BRIEF – All lines holding the string "accent" are to be shown.
##### AVAILABLE RECORDS
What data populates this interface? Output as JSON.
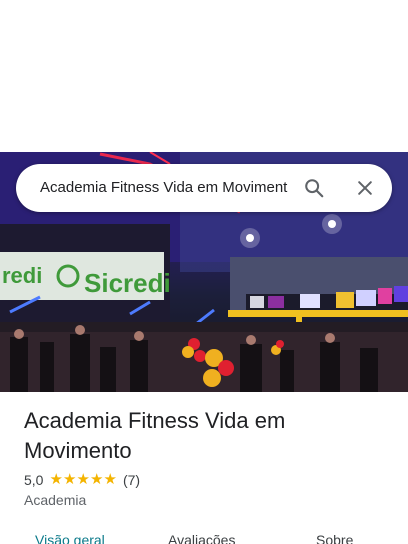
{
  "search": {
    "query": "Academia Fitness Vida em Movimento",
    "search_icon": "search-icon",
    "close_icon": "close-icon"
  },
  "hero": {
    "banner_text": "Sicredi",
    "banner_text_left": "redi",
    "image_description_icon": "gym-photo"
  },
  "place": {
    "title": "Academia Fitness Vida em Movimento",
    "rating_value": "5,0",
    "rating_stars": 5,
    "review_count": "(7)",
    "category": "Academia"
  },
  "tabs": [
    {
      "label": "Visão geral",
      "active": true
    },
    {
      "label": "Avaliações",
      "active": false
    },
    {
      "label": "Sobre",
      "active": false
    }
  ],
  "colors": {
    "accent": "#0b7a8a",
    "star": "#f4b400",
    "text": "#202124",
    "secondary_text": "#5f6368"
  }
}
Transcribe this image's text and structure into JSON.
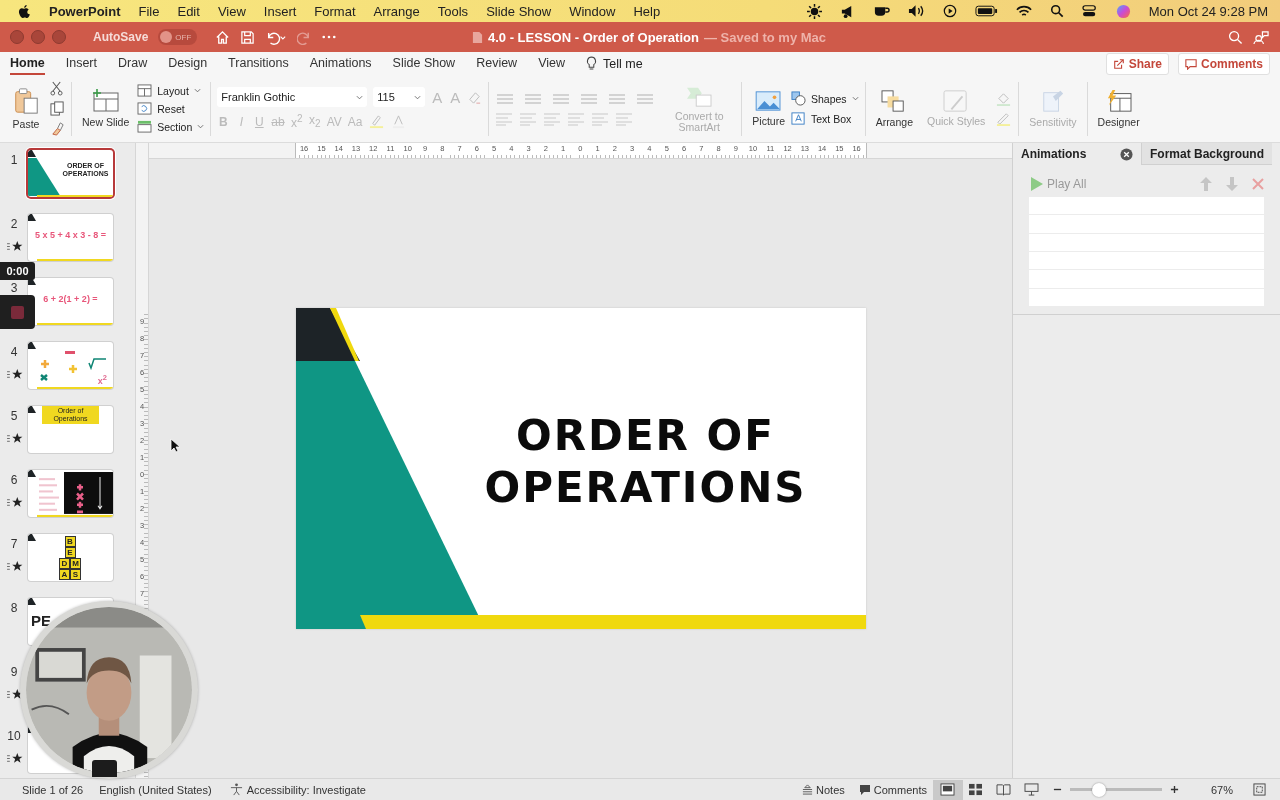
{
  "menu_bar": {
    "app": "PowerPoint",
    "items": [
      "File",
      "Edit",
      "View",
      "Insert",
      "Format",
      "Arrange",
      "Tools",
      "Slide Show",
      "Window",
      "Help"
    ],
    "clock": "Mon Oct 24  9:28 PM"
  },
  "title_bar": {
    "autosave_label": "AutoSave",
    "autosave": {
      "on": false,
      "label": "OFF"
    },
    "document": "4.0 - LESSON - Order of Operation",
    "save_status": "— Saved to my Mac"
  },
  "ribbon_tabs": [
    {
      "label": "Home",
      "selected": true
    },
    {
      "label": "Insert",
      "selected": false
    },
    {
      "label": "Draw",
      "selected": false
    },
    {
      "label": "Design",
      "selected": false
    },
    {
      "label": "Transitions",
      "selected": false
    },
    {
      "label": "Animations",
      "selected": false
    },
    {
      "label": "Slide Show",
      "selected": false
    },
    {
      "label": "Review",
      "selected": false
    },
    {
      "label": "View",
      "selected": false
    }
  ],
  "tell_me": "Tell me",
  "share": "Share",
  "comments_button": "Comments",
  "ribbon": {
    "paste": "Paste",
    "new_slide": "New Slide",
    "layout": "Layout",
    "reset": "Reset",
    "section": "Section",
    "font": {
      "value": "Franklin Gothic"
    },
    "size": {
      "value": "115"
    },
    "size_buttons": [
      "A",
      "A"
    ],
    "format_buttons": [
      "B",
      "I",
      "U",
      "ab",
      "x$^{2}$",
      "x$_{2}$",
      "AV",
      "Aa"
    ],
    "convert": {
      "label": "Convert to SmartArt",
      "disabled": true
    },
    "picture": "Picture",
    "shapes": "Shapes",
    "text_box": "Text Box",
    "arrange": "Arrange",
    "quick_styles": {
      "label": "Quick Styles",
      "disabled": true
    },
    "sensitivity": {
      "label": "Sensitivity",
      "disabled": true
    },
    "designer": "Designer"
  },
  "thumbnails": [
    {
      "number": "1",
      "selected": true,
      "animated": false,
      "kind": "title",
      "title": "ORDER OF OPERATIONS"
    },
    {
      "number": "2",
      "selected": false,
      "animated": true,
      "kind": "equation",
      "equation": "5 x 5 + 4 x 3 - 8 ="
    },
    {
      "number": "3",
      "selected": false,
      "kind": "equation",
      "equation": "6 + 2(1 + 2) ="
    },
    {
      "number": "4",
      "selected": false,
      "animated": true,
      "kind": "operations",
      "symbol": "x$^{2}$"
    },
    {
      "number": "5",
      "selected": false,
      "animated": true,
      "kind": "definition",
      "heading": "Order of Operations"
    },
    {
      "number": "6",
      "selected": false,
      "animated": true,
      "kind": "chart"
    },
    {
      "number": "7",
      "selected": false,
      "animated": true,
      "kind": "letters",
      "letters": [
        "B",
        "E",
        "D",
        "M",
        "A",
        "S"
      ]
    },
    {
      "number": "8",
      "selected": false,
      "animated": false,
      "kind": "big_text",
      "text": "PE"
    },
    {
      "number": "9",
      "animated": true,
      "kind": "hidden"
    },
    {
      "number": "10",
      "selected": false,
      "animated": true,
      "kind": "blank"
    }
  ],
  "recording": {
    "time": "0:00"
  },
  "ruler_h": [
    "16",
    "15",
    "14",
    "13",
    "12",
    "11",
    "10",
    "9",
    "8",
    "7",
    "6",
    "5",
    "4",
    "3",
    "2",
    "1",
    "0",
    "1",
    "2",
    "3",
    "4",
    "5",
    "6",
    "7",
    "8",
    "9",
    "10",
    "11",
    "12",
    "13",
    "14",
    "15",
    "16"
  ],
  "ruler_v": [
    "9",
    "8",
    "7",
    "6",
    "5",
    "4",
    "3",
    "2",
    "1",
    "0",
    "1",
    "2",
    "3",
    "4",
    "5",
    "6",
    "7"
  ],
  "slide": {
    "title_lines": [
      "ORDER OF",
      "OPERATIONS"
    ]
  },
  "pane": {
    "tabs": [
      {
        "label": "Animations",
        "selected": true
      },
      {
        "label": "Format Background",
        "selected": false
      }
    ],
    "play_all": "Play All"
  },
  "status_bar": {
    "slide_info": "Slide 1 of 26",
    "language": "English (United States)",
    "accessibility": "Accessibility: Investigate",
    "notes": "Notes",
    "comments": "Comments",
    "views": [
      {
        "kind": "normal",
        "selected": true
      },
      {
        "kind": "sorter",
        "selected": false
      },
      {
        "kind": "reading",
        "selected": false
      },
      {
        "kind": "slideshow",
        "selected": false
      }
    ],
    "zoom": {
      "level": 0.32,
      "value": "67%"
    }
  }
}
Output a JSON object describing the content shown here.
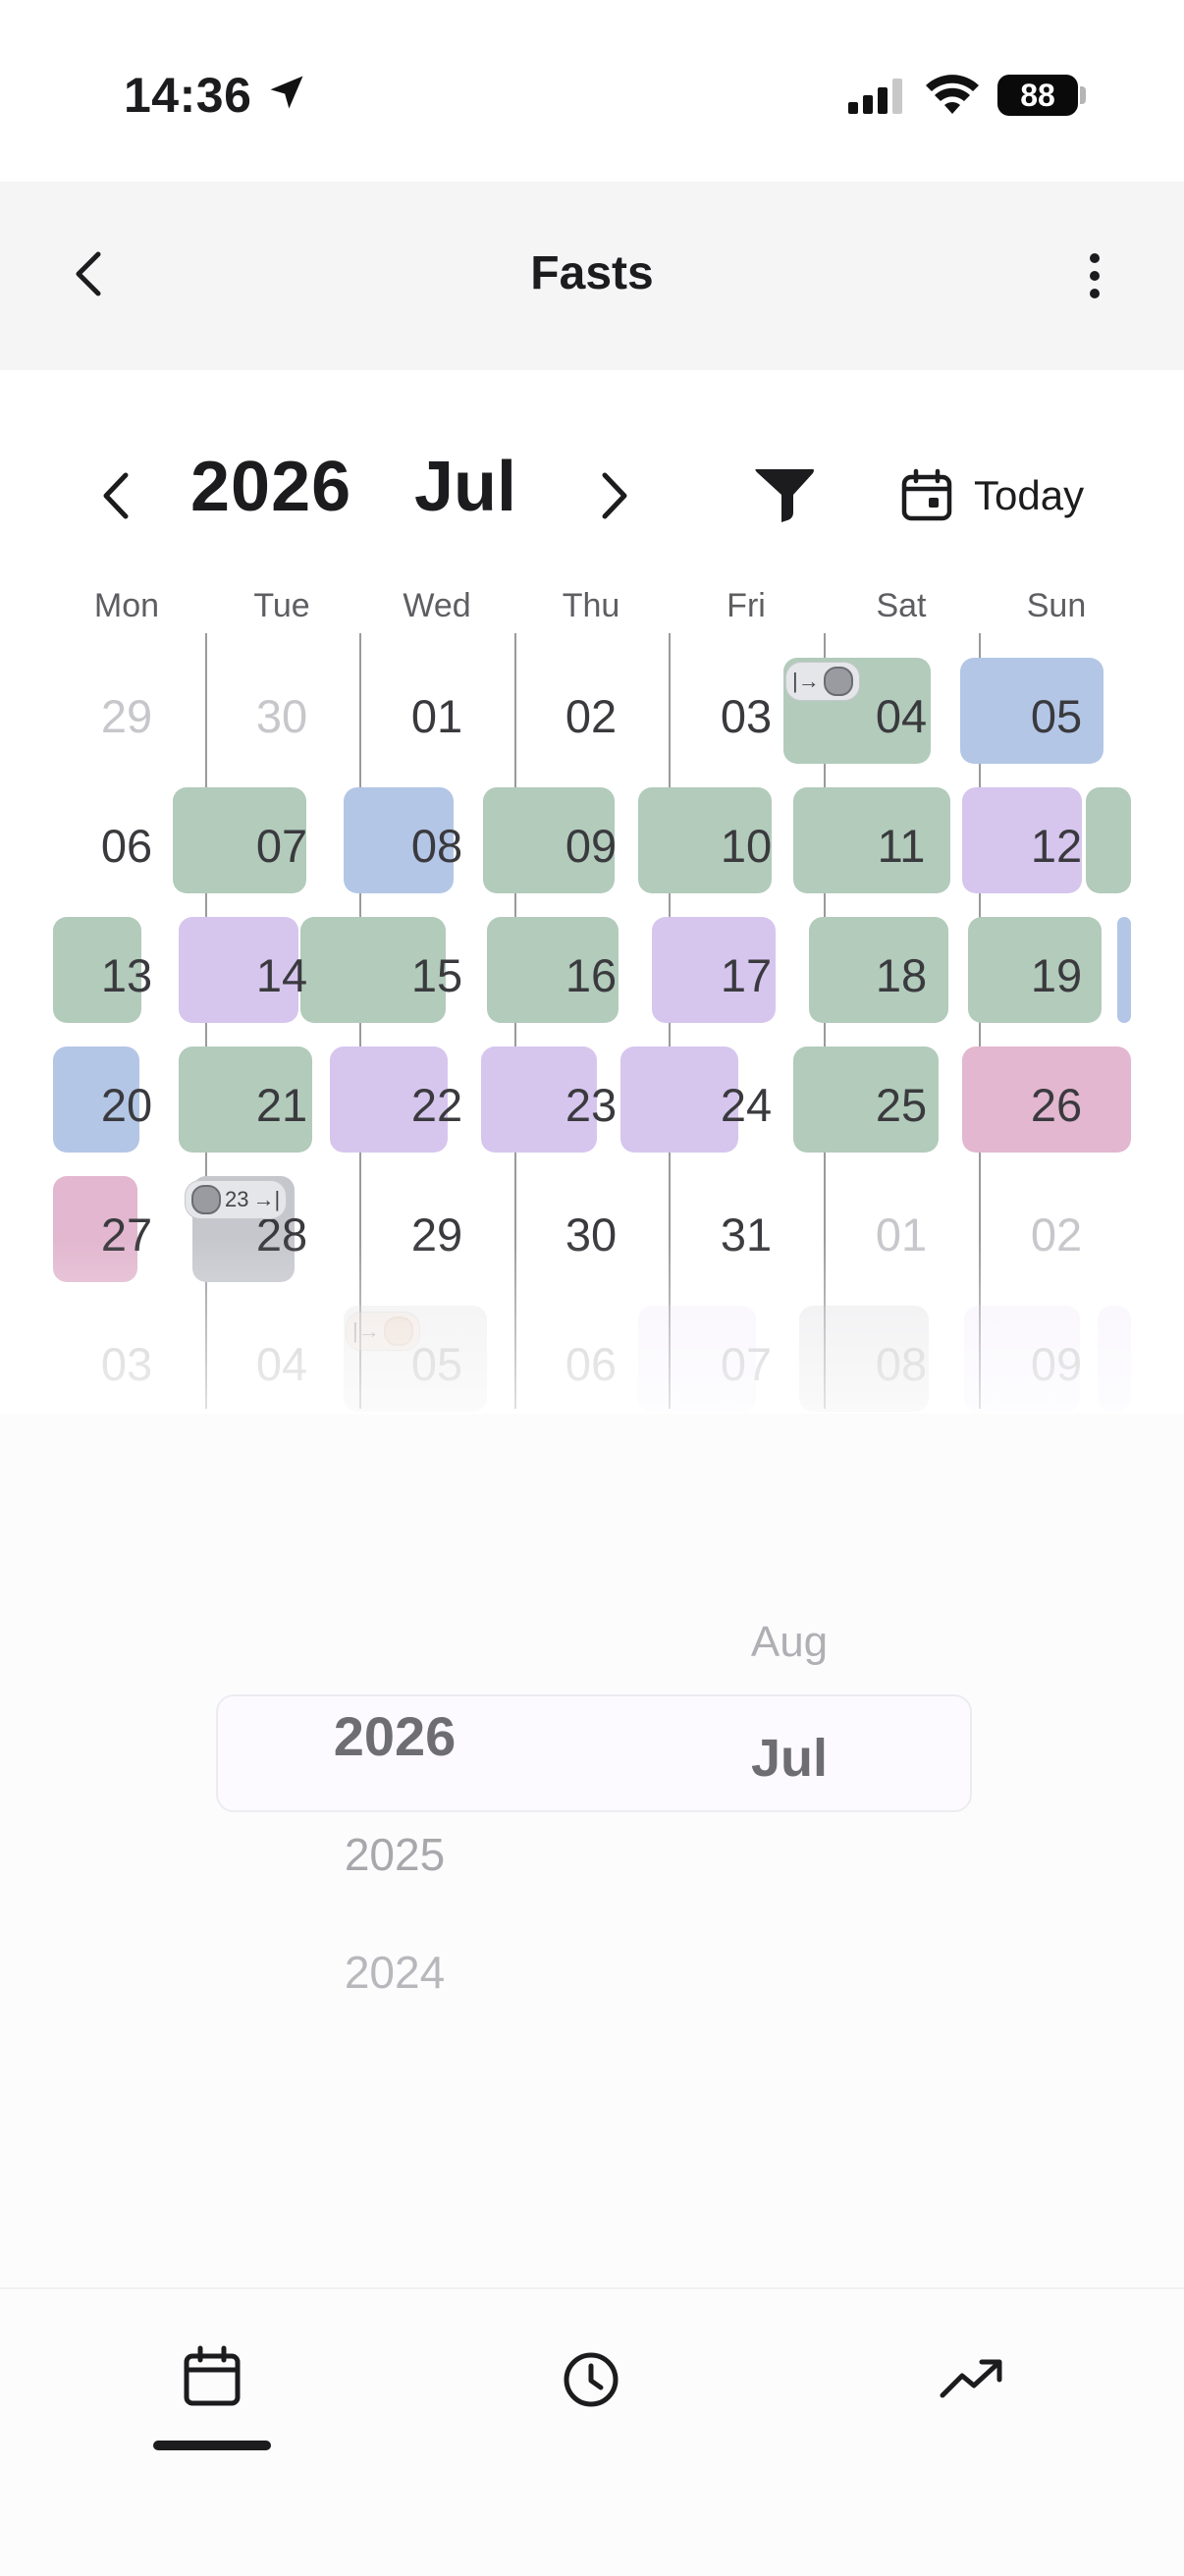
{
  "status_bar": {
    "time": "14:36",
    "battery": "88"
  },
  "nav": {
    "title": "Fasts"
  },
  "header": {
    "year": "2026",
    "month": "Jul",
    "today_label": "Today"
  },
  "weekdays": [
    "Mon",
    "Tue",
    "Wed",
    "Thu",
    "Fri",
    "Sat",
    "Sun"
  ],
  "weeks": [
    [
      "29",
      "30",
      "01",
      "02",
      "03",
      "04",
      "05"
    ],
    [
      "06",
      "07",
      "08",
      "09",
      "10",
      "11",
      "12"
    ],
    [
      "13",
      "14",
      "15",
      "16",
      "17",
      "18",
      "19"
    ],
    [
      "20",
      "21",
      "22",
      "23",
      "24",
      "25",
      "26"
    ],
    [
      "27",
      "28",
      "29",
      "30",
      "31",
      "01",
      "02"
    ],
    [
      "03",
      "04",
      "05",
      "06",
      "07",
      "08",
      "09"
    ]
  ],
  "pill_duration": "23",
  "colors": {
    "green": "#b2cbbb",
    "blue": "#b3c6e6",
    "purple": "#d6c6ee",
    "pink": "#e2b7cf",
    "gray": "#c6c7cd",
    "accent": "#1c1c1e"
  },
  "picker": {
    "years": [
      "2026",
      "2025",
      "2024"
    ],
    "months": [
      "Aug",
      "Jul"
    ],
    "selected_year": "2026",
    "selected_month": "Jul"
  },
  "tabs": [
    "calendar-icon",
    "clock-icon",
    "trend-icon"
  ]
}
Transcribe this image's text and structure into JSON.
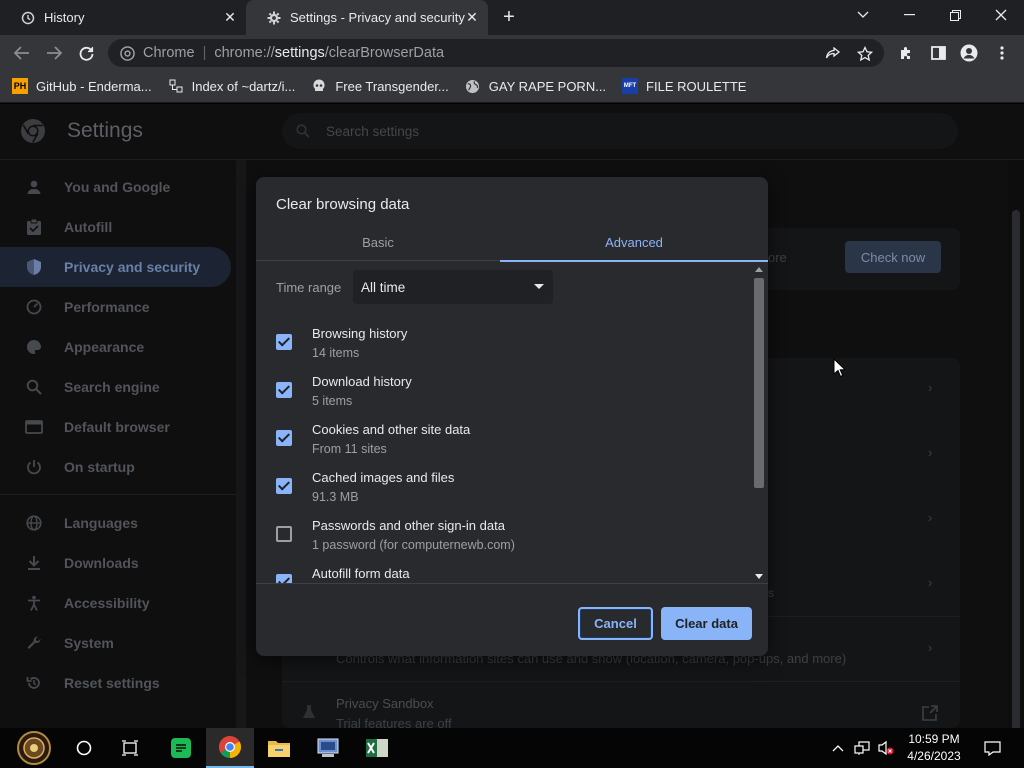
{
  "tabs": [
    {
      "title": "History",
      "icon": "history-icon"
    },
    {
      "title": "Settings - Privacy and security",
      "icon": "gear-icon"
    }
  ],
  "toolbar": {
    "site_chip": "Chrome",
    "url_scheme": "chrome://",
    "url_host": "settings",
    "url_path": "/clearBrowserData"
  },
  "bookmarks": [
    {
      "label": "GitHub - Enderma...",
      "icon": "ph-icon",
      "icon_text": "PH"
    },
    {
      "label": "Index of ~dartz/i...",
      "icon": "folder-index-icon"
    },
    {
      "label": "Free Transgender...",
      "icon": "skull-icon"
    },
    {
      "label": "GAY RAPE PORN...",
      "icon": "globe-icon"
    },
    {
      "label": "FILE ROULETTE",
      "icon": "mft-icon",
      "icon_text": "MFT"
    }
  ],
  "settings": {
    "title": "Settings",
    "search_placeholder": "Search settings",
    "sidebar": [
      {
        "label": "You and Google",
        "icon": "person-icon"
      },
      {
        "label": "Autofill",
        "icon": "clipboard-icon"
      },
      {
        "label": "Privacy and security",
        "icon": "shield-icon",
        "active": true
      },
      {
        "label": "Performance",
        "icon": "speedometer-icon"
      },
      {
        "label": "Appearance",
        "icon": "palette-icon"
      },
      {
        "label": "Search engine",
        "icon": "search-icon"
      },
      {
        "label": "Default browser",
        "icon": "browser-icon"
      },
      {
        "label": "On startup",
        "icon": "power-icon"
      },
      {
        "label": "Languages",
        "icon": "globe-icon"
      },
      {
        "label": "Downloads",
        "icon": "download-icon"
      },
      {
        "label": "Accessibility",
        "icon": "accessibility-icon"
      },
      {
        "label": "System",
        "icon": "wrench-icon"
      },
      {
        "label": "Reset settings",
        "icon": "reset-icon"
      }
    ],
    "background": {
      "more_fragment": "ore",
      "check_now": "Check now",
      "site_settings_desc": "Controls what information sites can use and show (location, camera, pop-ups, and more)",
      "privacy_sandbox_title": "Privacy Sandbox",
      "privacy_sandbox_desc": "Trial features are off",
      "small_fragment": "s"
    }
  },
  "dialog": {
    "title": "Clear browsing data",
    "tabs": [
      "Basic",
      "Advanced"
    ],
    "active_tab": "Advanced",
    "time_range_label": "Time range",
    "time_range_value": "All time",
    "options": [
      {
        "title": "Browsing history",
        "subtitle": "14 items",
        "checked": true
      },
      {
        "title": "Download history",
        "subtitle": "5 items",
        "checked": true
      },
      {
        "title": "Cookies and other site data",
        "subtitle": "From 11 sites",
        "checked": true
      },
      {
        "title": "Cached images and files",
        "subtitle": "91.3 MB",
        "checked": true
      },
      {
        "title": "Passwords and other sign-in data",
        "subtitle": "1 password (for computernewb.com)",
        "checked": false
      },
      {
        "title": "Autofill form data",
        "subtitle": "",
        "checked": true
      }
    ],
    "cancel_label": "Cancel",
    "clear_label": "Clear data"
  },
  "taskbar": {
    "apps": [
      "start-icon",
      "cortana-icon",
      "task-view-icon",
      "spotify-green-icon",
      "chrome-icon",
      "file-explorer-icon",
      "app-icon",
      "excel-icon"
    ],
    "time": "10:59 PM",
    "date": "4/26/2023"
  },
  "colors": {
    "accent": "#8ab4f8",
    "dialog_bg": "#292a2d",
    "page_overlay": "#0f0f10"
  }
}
##########
THE COMPLETED TASK –
    "accent": "#0b7a8a",
    "accent": "#1c1c1e"
    "accent": "#8ab4f8",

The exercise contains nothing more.